++++ Exercise input ++++
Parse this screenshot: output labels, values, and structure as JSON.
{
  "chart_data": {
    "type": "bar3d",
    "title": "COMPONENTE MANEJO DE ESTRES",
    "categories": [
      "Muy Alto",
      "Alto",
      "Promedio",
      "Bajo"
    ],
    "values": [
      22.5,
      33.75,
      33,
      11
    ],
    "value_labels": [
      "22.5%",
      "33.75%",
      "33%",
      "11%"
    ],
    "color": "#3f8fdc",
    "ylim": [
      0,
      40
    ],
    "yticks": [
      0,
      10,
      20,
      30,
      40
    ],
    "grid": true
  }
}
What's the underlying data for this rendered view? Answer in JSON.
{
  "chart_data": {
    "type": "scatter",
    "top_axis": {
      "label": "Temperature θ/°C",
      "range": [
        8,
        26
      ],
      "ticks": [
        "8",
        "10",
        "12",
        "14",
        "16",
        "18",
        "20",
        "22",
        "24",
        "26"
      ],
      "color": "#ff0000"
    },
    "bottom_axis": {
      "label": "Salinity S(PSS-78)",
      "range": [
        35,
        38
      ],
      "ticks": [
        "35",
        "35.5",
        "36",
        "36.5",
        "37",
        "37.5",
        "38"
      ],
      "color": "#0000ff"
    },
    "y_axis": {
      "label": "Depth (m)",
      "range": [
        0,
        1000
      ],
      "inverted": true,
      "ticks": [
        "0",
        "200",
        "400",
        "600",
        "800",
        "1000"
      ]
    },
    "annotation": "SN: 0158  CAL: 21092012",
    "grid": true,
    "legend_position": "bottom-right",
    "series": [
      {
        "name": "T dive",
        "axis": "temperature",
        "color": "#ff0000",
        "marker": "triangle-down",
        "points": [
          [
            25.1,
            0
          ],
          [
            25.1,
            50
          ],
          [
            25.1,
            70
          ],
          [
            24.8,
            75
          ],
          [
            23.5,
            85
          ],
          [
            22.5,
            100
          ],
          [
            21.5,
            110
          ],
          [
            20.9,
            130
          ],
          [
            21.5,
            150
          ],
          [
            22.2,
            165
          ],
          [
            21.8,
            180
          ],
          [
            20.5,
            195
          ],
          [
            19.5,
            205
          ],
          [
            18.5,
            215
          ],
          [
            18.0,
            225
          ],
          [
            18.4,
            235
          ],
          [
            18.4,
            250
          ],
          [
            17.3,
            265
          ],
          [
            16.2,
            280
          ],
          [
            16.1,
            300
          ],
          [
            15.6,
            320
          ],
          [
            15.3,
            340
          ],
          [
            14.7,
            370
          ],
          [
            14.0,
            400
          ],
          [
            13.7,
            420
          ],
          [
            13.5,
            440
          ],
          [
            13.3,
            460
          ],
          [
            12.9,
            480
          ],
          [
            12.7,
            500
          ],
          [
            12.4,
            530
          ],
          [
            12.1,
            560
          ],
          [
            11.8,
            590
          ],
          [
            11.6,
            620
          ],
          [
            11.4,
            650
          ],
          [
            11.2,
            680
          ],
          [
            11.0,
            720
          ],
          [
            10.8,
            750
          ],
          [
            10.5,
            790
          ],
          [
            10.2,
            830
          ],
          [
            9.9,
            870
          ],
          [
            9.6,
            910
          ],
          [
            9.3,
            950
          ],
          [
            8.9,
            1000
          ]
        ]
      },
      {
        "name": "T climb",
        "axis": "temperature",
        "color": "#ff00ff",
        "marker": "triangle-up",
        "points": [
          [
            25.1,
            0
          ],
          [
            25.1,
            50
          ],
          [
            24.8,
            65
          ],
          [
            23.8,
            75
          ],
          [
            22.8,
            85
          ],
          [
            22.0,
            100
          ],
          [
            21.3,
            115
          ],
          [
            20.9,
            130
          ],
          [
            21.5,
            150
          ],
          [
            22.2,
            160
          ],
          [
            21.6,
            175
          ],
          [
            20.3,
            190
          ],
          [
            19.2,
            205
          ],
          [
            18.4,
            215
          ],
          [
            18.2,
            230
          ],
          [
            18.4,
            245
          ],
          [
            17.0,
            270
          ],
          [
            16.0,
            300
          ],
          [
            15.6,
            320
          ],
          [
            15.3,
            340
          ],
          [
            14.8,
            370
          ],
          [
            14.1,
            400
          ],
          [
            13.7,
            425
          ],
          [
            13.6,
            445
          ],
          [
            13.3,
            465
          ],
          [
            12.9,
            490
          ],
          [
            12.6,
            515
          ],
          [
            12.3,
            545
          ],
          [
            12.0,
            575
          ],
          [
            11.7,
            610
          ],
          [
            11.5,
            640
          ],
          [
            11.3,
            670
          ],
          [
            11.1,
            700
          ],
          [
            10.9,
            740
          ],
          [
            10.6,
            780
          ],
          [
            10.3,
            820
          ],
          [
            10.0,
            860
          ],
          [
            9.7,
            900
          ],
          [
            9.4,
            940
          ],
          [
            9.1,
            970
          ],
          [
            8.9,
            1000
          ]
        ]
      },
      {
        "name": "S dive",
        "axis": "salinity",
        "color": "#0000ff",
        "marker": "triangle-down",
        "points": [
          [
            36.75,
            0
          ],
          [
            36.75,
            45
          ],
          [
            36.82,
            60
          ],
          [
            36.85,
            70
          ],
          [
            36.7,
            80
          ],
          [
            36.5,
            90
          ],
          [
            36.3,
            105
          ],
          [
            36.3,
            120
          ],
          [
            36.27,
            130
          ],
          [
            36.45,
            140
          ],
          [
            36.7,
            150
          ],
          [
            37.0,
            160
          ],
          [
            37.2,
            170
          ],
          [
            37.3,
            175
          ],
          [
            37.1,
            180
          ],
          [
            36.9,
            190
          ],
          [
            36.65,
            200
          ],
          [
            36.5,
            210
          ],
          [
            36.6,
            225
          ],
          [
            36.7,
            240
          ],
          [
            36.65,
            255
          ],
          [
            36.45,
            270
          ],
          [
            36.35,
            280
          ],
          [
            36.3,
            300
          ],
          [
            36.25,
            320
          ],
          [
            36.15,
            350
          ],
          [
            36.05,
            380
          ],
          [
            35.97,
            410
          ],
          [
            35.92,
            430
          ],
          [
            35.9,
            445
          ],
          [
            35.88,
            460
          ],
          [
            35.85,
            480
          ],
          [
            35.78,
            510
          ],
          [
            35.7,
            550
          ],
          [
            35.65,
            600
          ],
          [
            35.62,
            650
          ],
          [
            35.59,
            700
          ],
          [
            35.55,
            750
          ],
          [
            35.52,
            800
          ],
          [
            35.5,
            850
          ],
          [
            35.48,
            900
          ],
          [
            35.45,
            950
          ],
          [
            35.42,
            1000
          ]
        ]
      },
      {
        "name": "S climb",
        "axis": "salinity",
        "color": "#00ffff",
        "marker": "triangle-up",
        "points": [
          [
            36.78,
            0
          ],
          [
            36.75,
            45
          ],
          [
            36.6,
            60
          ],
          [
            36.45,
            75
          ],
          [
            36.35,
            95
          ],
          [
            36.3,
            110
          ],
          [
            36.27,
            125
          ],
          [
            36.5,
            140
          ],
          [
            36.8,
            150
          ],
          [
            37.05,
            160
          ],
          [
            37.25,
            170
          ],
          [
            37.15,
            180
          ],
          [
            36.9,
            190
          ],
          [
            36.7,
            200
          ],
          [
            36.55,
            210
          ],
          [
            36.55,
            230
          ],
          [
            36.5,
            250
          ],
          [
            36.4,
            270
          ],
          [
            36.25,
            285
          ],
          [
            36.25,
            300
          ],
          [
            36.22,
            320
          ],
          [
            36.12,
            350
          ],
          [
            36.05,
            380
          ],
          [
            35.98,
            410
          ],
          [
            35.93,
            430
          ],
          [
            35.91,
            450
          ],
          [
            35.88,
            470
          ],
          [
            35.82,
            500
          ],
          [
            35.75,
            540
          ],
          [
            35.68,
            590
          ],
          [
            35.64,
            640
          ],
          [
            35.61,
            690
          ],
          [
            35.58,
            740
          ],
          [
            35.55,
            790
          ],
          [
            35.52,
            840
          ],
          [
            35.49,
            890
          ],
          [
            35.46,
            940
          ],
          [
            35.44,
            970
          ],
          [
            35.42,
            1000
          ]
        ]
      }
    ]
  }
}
++++
In the records above, find each line with the word "name" and copy it.

        "name": "T dive",
        "name": "T climb",
        "name": "S dive",
        "name": "S climb",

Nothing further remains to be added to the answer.